**BRIEF:** Filter the entries, keeping every line with the word "placeholder".

[Collected data]
** start **
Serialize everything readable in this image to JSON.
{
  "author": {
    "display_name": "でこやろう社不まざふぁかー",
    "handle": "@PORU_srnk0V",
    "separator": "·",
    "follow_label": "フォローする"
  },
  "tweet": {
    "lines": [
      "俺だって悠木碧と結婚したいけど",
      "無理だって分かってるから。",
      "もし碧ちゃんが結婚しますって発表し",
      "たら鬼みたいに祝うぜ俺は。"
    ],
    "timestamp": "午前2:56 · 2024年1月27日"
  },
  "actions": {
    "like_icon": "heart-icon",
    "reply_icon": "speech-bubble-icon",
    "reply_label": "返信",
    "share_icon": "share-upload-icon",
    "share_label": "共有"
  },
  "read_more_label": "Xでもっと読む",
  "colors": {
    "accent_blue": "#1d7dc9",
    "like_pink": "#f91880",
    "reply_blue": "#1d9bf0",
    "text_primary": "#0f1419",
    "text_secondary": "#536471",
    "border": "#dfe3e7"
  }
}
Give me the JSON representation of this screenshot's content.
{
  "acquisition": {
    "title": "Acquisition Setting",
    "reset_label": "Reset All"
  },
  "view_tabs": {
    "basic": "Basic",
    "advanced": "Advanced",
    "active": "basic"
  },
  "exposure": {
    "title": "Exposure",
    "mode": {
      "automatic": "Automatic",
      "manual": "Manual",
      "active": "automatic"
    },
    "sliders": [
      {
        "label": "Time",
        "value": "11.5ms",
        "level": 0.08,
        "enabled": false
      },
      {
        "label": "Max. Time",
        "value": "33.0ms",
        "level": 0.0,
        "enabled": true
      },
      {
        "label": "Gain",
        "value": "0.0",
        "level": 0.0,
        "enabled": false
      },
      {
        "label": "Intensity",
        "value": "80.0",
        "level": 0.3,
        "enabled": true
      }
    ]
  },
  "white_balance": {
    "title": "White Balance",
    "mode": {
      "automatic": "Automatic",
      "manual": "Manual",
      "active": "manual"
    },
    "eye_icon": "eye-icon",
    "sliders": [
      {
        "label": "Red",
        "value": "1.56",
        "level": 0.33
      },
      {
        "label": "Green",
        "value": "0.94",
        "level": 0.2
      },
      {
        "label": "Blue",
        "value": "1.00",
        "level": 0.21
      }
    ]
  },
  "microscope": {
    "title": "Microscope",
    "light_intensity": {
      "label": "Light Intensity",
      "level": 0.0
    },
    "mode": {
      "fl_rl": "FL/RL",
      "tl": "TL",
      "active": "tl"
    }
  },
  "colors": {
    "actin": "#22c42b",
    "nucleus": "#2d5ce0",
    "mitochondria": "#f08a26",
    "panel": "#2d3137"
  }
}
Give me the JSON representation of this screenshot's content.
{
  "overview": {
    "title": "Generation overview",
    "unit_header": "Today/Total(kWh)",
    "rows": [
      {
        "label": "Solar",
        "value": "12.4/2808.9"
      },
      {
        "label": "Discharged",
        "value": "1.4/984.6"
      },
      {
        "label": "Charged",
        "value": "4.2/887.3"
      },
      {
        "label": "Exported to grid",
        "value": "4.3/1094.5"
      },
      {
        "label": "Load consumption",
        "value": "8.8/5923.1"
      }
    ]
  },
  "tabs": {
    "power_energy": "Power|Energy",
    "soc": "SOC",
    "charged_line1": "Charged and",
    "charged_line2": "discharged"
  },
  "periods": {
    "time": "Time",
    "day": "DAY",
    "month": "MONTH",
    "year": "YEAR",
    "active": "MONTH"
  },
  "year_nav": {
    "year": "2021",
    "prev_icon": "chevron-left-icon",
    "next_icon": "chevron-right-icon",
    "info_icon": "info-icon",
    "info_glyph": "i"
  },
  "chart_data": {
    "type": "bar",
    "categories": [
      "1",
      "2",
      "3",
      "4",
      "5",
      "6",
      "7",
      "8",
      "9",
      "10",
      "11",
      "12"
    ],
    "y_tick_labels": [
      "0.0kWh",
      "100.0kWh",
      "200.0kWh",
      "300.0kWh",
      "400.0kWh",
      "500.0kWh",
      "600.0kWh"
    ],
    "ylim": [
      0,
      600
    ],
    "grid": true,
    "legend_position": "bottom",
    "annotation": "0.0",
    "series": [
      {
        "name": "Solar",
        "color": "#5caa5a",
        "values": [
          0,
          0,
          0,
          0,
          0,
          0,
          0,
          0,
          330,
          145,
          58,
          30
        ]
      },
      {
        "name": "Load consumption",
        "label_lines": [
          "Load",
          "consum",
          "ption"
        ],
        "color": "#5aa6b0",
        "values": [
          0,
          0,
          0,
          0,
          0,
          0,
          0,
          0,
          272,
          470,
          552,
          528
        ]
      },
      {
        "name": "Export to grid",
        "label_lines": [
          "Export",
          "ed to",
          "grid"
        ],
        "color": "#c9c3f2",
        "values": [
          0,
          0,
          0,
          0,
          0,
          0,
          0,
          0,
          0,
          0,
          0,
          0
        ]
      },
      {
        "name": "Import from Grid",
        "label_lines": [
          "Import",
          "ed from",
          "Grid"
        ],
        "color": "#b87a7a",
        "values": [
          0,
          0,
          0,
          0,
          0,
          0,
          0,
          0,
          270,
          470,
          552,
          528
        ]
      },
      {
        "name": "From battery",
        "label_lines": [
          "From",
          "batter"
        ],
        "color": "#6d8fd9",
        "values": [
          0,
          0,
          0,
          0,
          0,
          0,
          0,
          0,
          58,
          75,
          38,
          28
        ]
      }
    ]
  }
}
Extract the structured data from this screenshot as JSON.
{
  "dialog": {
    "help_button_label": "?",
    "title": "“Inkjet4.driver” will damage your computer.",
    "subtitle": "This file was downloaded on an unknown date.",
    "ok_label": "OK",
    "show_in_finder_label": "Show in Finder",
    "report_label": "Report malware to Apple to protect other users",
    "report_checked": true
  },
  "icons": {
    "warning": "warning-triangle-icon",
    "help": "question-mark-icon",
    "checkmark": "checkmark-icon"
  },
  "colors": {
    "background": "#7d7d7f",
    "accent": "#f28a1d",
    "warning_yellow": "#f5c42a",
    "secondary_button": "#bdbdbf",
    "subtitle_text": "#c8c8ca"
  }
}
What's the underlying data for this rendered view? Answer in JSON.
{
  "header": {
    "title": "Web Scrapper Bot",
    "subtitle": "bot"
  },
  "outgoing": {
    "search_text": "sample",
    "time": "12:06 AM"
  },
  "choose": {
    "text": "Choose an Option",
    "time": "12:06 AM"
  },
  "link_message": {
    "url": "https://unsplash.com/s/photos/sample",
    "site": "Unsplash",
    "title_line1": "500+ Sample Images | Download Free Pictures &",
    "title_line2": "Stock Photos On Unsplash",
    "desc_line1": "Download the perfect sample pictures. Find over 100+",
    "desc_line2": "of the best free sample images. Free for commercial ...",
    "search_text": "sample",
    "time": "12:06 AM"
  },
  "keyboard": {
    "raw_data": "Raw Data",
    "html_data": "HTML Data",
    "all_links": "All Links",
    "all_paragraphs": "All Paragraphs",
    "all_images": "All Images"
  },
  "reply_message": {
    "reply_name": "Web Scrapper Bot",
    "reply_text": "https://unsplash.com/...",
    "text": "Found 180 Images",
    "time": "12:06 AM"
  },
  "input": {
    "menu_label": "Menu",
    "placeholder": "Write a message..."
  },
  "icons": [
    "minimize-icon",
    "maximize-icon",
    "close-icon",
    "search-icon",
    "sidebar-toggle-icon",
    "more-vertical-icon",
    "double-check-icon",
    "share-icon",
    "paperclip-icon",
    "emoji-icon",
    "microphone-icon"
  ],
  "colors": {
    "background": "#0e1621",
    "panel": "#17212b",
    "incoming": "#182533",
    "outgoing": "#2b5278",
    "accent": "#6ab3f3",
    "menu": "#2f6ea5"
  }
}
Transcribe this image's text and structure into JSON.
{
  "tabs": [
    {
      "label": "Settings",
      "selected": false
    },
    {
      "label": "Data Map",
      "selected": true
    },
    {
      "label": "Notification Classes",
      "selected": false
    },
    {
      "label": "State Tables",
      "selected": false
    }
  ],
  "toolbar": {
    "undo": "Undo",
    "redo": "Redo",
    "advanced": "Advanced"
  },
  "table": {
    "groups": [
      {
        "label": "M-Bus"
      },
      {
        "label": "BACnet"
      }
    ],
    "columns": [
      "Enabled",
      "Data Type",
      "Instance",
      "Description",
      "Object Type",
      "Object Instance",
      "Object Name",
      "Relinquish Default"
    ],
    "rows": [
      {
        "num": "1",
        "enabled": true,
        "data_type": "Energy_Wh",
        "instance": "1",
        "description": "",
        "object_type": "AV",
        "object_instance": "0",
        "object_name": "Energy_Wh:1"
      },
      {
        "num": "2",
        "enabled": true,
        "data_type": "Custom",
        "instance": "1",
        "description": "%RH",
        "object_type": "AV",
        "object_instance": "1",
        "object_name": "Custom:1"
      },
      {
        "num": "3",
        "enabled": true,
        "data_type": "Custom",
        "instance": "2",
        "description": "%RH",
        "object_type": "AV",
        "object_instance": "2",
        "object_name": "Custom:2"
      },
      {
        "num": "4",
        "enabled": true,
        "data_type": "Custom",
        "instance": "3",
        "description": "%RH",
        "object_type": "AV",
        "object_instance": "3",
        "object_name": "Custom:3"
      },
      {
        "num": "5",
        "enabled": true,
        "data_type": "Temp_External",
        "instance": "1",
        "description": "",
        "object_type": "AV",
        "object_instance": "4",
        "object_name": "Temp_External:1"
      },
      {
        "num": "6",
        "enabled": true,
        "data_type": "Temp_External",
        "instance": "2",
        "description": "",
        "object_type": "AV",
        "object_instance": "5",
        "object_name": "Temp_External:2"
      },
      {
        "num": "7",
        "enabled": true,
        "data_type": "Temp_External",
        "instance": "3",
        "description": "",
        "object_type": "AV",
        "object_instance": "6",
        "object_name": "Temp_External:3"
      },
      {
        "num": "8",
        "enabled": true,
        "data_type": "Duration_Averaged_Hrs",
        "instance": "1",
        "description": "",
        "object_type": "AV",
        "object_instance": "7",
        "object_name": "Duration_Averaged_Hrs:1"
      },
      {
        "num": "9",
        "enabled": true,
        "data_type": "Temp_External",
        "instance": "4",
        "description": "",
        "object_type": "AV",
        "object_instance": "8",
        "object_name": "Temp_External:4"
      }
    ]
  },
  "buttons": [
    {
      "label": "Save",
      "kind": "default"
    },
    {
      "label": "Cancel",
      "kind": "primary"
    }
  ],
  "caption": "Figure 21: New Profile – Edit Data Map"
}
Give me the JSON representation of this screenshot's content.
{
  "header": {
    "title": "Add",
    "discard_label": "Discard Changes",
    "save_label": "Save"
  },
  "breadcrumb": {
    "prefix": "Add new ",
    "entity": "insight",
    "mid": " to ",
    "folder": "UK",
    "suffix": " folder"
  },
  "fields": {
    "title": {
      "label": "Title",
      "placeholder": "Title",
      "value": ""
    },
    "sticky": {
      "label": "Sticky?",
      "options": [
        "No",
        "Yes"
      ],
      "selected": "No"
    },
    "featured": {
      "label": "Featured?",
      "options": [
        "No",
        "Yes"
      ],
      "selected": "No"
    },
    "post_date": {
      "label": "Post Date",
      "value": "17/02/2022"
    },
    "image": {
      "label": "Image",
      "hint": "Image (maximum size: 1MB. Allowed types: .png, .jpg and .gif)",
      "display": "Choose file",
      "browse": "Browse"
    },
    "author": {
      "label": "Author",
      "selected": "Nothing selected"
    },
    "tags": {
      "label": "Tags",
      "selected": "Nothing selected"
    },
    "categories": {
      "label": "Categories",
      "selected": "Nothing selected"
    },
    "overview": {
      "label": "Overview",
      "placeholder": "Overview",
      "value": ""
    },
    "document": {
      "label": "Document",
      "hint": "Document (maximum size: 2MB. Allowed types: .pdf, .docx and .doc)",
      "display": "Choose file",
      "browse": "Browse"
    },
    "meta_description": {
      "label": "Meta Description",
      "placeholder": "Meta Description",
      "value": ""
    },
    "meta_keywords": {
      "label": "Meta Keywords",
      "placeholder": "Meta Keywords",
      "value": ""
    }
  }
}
** end **
**RESULT:**
    "placeholder": "Write a message..."
      "placeholder": "Title",
      "placeholder": "Overview",
      "placeholder": "Meta Description",
      "placeholder": "Meta Keywords",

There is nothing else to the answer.